Convert the lines below into a JSON list of strings, with one string per line and any blank lines left out.

--- RECORDS SUPPLIED ---

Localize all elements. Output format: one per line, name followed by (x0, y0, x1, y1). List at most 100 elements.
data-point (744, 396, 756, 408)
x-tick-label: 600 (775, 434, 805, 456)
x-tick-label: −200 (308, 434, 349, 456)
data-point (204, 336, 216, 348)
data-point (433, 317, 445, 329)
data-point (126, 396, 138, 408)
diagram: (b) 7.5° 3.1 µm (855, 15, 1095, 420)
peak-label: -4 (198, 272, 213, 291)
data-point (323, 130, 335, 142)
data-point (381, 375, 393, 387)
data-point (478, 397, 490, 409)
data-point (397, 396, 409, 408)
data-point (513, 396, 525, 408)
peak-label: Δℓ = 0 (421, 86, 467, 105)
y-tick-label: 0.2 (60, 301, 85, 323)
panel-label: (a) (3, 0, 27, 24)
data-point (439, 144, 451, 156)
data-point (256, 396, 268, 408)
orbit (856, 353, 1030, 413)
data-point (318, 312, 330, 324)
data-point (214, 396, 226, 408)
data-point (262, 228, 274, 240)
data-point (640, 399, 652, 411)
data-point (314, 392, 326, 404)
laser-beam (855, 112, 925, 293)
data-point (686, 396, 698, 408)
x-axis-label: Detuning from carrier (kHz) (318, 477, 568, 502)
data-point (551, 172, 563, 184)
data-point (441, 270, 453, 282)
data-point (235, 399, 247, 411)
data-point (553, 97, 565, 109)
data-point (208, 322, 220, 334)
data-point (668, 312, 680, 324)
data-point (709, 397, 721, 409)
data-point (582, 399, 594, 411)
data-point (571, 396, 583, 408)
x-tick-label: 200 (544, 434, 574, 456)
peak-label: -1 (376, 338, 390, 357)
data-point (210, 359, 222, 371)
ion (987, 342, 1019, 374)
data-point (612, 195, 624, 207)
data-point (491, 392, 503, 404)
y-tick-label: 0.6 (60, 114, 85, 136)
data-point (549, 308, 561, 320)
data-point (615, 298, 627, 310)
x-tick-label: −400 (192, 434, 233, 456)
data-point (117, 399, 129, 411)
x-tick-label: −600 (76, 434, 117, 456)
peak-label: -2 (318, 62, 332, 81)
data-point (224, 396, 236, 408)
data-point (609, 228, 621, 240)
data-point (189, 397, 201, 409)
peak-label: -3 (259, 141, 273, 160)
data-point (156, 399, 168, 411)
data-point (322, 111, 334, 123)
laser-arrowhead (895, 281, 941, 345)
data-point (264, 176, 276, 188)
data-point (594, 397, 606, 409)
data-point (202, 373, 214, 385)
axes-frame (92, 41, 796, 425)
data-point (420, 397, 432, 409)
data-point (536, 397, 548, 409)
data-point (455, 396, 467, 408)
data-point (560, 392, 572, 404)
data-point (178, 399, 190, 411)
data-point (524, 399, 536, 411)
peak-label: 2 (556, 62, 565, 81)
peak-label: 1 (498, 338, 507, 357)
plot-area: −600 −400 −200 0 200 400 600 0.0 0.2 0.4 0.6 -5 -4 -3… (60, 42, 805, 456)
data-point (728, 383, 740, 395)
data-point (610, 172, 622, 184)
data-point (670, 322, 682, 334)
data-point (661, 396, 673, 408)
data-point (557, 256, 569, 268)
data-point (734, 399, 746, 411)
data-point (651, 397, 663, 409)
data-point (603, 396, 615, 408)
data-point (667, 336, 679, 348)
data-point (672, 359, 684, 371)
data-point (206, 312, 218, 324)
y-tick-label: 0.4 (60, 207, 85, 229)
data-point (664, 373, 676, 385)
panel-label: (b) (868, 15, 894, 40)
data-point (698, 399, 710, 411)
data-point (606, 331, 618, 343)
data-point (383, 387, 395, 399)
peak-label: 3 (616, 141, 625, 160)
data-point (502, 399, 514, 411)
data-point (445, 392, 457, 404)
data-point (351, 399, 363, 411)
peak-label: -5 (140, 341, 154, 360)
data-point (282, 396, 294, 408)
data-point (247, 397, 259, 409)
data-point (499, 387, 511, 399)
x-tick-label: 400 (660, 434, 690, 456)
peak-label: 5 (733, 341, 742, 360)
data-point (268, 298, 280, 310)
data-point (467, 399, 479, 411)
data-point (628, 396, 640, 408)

---

→ FINISHED EXERCISE:
[
  "Localize all elements. Output format: one per line, name followed by (x0, y0, x1, y1). List at most 100 elements.",
  "data-point (744, 396, 756, 408)",
  "x-tick-label: 600 (775, 434, 805, 456)",
  "x-tick-label: −200 (308, 434, 349, 456)",
  "data-point (204, 336, 216, 348)",
  "data-point (433, 317, 445, 329)",
  "data-point (126, 396, 138, 408)",
  "diagram: (b) 7.5° 3.1 µm (855, 15, 1095, 420)",
  "peak-label: -4 (198, 272, 213, 291)",
  "data-point (323, 130, 335, 142)",
  "data-point (381, 375, 393, 387)",
  "data-point (478, 397, 490, 409)",
  "data-point (397, 396, 409, 408)",
  "data-point (513, 396, 525, 408)",
  "peak-label: Δℓ = 0 (421, 86, 467, 105)",
  "y-tick-label: 0.2 (60, 301, 85, 323)",
  "panel-label: (a) (3, 0, 27, 24)",
  "data-point (439, 144, 451, 156)",
  "data-point (256, 396, 268, 408)",
  "orbit (856, 353, 1030, 413)",
  "data-point (318, 312, 330, 324)",
  "data-point (214, 396, 226, 408)",
  "data-point (262, 228, 274, 240)",
  "data-point (640, 399, 652, 411)",
  "data-point (314, 392, 326, 404)",
  "laser-beam (855, 112, 925, 293)",
  "data-point (686, 396, 698, 408)",
  "x-axis-label: Detuning from carrier (kHz) (318, 477, 568, 502)",
  "data-point (551, 172, 563, 184)",
  "data-point (441, 270, 453, 282)",
  "data-point (235, 399, 247, 411)",
  "data-point (553, 97, 565, 109)",
  "data-point (208, 322, 220, 334)",
  "data-point (668, 312, 680, 324)",
  "data-point (709, 397, 721, 409)",
  "data-point (582, 399, 594, 411)",
  "data-point (571, 396, 583, 408)",
  "x-tick-label: 200 (544, 434, 574, 456)",
  "peak-label: -1 (376, 338, 390, 357)",
  "data-point (210, 359, 222, 371)",
  "ion (987, 342, 1019, 374)",
  "data-point (612, 195, 624, 207)",
  "data-point (491, 392, 503, 404)",
  "y-tick-label: 0.6 (60, 114, 85, 136)",
  "data-point (549, 308, 561, 320)",
  "data-point (615, 298, 627, 310)",
  "x-tick-label: −400 (192, 434, 233, 456)",
  "data-point (117, 399, 129, 411)",
  "x-tick-label: −600 (76, 434, 117, 456)",
  "peak-label: -2 (318, 62, 332, 81)",
  "data-point (224, 396, 236, 408)",
  "data-point (609, 228, 621, 240)",
  "data-point (189, 397, 201, 409)",
  "peak-label: -3 (259, 141, 273, 160)",
  "data-point (156, 399, 168, 411)",
  "data-point (322, 111, 334, 123)",
  "laser-arrowhead (895, 281, 941, 345)",
  "data-point (264, 176, 276, 188)",
  "data-point (594, 397, 606, 409)",
  "data-point (202, 373, 214, 385)",
  "axes-frame (92, 41, 796, 425)",
  "data-point (420, 397, 432, 409)",
  "data-point (536, 397, 548, 409)",
  "data-point (455, 396, 467, 408)",
  "data-point (560, 392, 572, 404)",
  "data-point (178, 399, 190, 411)",
  "data-point (524, 399, 536, 411)",
  "peak-label: 2 (556, 62, 565, 81)",
  "peak-label: 1 (498, 338, 507, 357)",
  "plot-area: −600 −400 −200 0 200 400 600 0.0 0.2 0.4 0.6 -5 -4 -3… (60, 42, 805, 456)",
  "data-point (728, 383, 740, 395)",
  "data-point (610, 172, 622, 184)",
  "data-point (670, 322, 682, 334)",
  "data-point (661, 396, 673, 408)",
  "data-point (557, 256, 569, 268)",
  "data-point (734, 399, 746, 411)",
  "data-point (651, 397, 663, 409)",
  "data-point (603, 396, 615, 408)",
  "data-point (667, 336, 679, 348)",
  "data-point (672, 359, 684, 371)",
  "data-point (206, 312, 218, 324)",
  "y-tick-label: 0.4 (60, 207, 85, 229)",
  "data-point (664, 373, 676, 385)",
  "panel-label: (b) (868, 15, 894, 40)",
  "data-point (698, 399, 710, 411)",
  "data-point (606, 331, 618, 343)",
  "data-point (383, 387, 395, 399)",
  "peak-label: 3 (616, 141, 625, 160)",
  "data-point (502, 399, 514, 411)",
  "data-point (445, 392, 457, 404)",
  "data-point (351, 399, 363, 411)",
  "peak-label: -5 (140, 341, 154, 360)",
  "data-point (282, 396, 294, 408)",
  "data-point (247, 397, 259, 409)",
  "data-point (499, 387, 511, 399)",
  "x-tick-label: 400 (660, 434, 690, 456)",
  "peak-label: 5 (733, 341, 742, 360)",
  "data-point (268, 298, 280, 310)",
  "data-point (467, 399, 479, 411)",
  "data-point (628, 396, 640, 408)"
]